* Task brief:
Output the records exactly as they appear, with no pictures included.

* begin *

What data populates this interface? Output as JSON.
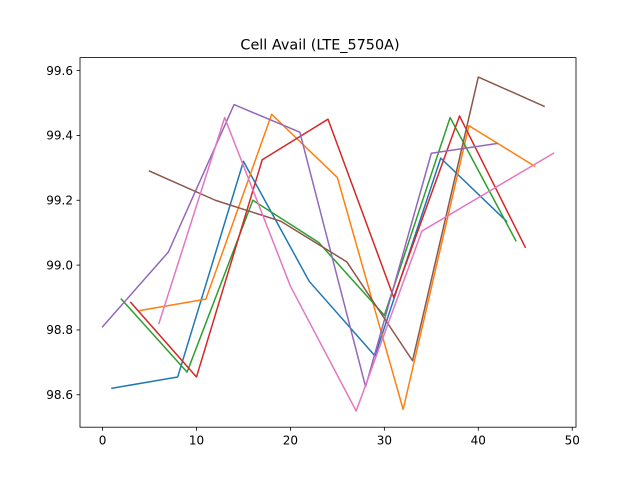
{
  "chart_data": {
    "type": "line",
    "title": "Cell Avail (LTE_5750A)",
    "xlabel": "",
    "ylabel": "",
    "xlim": [
      -2.4,
      50.4
    ],
    "ylim": [
      98.5,
      99.64
    ],
    "xticks": [
      0,
      10,
      20,
      30,
      40,
      50
    ],
    "yticks": [
      98.6,
      98.8,
      99.0,
      99.2,
      99.4,
      99.6
    ],
    "ytick_labels": [
      "98.6",
      "98.8",
      "99.0",
      "99.2",
      "99.4",
      "99.6"
    ],
    "grid": false,
    "legend": "none",
    "series": [
      {
        "color": "#1f77b4",
        "points": [
          [
            1,
            98.62
          ],
          [
            8,
            98.655
          ],
          [
            15,
            99.32
          ],
          [
            22,
            98.95
          ],
          [
            29,
            98.72
          ],
          [
            36,
            99.33
          ],
          [
            43,
            99.135
          ]
        ]
      },
      {
        "color": "#ff7f0e",
        "points": [
          [
            4,
            98.86
          ],
          [
            11,
            98.895
          ],
          [
            18,
            99.465
          ],
          [
            25,
            99.27
          ],
          [
            32,
            98.555
          ],
          [
            39,
            99.43
          ],
          [
            46,
            99.305
          ]
        ]
      },
      {
        "color": "#2ca02c",
        "points": [
          [
            2,
            98.895
          ],
          [
            9,
            98.67
          ],
          [
            16,
            99.2
          ],
          [
            23,
            99.07
          ],
          [
            30,
            98.845
          ],
          [
            37,
            99.455
          ],
          [
            44,
            99.075
          ]
        ]
      },
      {
        "color": "#d62728",
        "points": [
          [
            3,
            98.885
          ],
          [
            10,
            98.655
          ],
          [
            17,
            99.325
          ],
          [
            24,
            99.45
          ],
          [
            31,
            98.9
          ],
          [
            38,
            99.46
          ],
          [
            45,
            99.055
          ]
        ]
      },
      {
        "color": "#9467bd",
        "points": [
          [
            0,
            98.81
          ],
          [
            7,
            99.04
          ],
          [
            14,
            99.495
          ],
          [
            21,
            99.41
          ],
          [
            28,
            98.625
          ],
          [
            35,
            99.345
          ],
          [
            42,
            99.375
          ]
        ]
      },
      {
        "color": "#8c564b",
        "points": [
          [
            5,
            99.29
          ],
          [
            12,
            99.2
          ],
          [
            19,
            99.135
          ],
          [
            26,
            99.01
          ],
          [
            33,
            98.705
          ],
          [
            40,
            99.58
          ],
          [
            47,
            99.49
          ]
        ]
      },
      {
        "color": "#e377c2",
        "points": [
          [
            6,
            98.82
          ],
          [
            13,
            99.455
          ],
          [
            20,
            98.935
          ],
          [
            27,
            98.55
          ],
          [
            34,
            99.105
          ],
          [
            41,
            99.225
          ],
          [
            48,
            99.345
          ]
        ]
      }
    ]
  }
}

* end *

* Solution to this exercise:
What data populates this interface? Output as JSON.
{
  "chart_data": {
    "type": "line",
    "title": "Cell Avail (LTE_5750A)",
    "xlabel": "",
    "ylabel": "",
    "xlim": [
      -2.4,
      50.4
    ],
    "ylim": [
      98.5,
      99.64
    ],
    "xticks": [
      0,
      10,
      20,
      30,
      40,
      50
    ],
    "yticks": [
      98.6,
      98.8,
      99.0,
      99.2,
      99.4,
      99.6
    ],
    "ytick_labels": [
      "98.6",
      "98.8",
      "99.0",
      "99.2",
      "99.4",
      "99.6"
    ],
    "grid": false,
    "legend": "none",
    "series": [
      {
        "color": "#1f77b4",
        "points": [
          [
            1,
            98.62
          ],
          [
            8,
            98.655
          ],
          [
            15,
            99.32
          ],
          [
            22,
            98.95
          ],
          [
            29,
            98.72
          ],
          [
            36,
            99.33
          ],
          [
            43,
            99.135
          ]
        ]
      },
      {
        "color": "#ff7f0e",
        "points": [
          [
            4,
            98.86
          ],
          [
            11,
            98.895
          ],
          [
            18,
            99.465
          ],
          [
            25,
            99.27
          ],
          [
            32,
            98.555
          ],
          [
            39,
            99.43
          ],
          [
            46,
            99.305
          ]
        ]
      },
      {
        "color": "#2ca02c",
        "points": [
          [
            2,
            98.895
          ],
          [
            9,
            98.67
          ],
          [
            16,
            99.2
          ],
          [
            23,
            99.07
          ],
          [
            30,
            98.845
          ],
          [
            37,
            99.455
          ],
          [
            44,
            99.075
          ]
        ]
      },
      {
        "color": "#d62728",
        "points": [
          [
            3,
            98.885
          ],
          [
            10,
            98.655
          ],
          [
            17,
            99.325
          ],
          [
            24,
            99.45
          ],
          [
            31,
            98.9
          ],
          [
            38,
            99.46
          ],
          [
            45,
            99.055
          ]
        ]
      },
      {
        "color": "#9467bd",
        "points": [
          [
            0,
            98.81
          ],
          [
            7,
            99.04
          ],
          [
            14,
            99.495
          ],
          [
            21,
            99.41
          ],
          [
            28,
            98.625
          ],
          [
            35,
            99.345
          ],
          [
            42,
            99.375
          ]
        ]
      },
      {
        "color": "#8c564b",
        "points": [
          [
            5,
            99.29
          ],
          [
            12,
            99.2
          ],
          [
            19,
            99.135
          ],
          [
            26,
            99.01
          ],
          [
            33,
            98.705
          ],
          [
            40,
            99.58
          ],
          [
            47,
            99.49
          ]
        ]
      },
      {
        "color": "#e377c2",
        "points": [
          [
            6,
            98.82
          ],
          [
            13,
            99.455
          ],
          [
            20,
            98.935
          ],
          [
            27,
            98.55
          ],
          [
            34,
            99.105
          ],
          [
            41,
            99.225
          ],
          [
            48,
            99.345
          ]
        ]
      }
    ]
  }
}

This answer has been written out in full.